Stored entries

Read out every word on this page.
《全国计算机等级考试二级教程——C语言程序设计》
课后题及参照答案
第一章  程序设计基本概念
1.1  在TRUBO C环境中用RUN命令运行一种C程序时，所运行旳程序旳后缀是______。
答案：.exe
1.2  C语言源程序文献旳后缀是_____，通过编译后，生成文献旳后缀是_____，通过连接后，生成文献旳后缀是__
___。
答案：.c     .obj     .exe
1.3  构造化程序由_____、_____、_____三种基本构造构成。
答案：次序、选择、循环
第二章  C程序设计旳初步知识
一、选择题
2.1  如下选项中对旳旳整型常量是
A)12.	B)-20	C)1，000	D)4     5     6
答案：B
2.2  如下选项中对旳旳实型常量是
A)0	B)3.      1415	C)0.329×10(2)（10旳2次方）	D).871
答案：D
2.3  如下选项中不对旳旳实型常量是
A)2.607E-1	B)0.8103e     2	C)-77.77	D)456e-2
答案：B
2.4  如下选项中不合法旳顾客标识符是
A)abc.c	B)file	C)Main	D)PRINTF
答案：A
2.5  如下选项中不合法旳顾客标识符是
...
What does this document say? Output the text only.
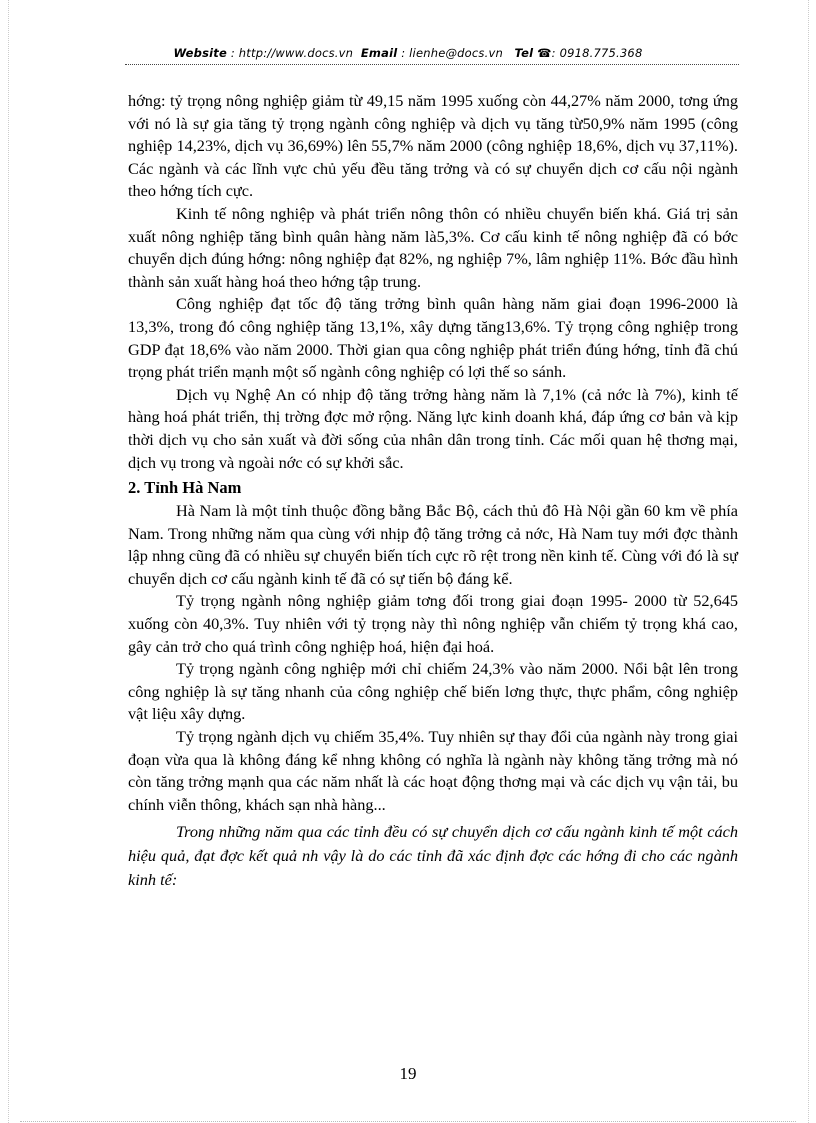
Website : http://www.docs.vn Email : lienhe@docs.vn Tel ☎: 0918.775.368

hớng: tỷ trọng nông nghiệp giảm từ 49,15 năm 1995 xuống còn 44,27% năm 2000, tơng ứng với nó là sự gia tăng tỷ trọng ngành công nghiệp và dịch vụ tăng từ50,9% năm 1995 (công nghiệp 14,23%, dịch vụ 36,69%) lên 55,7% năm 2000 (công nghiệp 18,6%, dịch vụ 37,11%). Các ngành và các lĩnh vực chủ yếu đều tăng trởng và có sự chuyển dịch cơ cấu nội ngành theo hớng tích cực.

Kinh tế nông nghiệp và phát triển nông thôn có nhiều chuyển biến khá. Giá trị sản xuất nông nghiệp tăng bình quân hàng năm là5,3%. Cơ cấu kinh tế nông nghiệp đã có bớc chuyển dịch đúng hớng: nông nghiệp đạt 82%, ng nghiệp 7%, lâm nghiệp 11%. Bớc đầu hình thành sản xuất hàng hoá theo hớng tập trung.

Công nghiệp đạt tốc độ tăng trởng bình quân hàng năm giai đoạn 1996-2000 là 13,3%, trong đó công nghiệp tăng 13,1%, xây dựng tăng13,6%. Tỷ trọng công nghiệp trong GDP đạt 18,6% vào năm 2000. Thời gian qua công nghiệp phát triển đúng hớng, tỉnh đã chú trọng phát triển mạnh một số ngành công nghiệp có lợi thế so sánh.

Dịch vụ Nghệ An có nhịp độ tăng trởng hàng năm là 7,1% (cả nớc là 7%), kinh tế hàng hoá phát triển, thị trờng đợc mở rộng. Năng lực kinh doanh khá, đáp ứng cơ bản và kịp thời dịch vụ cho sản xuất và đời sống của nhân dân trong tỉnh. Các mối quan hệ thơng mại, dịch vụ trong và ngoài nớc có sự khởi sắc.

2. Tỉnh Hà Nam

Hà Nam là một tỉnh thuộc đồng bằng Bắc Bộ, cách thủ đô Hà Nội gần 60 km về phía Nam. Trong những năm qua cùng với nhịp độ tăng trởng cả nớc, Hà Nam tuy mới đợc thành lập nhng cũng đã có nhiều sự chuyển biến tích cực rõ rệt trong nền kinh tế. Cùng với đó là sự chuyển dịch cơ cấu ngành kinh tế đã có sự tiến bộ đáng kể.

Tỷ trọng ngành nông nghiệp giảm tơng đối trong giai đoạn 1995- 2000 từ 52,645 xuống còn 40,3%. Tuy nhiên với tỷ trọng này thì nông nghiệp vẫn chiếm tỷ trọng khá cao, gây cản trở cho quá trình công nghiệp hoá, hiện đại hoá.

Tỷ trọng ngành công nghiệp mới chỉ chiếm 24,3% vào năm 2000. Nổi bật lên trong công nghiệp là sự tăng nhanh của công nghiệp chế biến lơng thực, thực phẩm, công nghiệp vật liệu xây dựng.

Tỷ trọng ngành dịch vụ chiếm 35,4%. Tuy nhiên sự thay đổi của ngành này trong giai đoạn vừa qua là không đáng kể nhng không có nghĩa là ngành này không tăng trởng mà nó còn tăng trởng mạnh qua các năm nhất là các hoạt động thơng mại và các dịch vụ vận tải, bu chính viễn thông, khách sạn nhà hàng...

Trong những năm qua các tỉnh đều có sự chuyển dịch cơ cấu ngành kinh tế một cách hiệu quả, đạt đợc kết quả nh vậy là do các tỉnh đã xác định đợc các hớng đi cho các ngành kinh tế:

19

BRIEF: Search the records for the string "nhịp" and return every line in which it occurs.

WRITTEN REPLY:
Dịch vụ Nghệ An có nhịp độ tăng trởng hàng năm là 7,1% (cả nớc là 7%), kinh tế hàng hoá phát triển, thị trờng đợc mở rộng. Năng lực kinh doanh khá, đáp ứng cơ bản và kịp thời dịch vụ cho sản xuất và đời sống của nhân dân trong tỉnh. Các mối quan hệ thơng mại, dịch vụ trong và ngoài nớc có sự khởi sắc.
Hà Nam là một tỉnh thuộc đồng bằng Bắc Bộ, cách thủ đô Hà Nội gần 60 km về phía Nam. Trong những năm qua cùng với nhịp độ tăng trởng cả nớc, Hà Nam tuy mới đợc thành lập nhng cũng đã có nhiều sự chuyển biến tích cực rõ rệt trong nền kinh tế. Cùng với đó là sự chuyển dịch cơ cấu ngành kinh tế đã có sự tiến bộ đáng kể.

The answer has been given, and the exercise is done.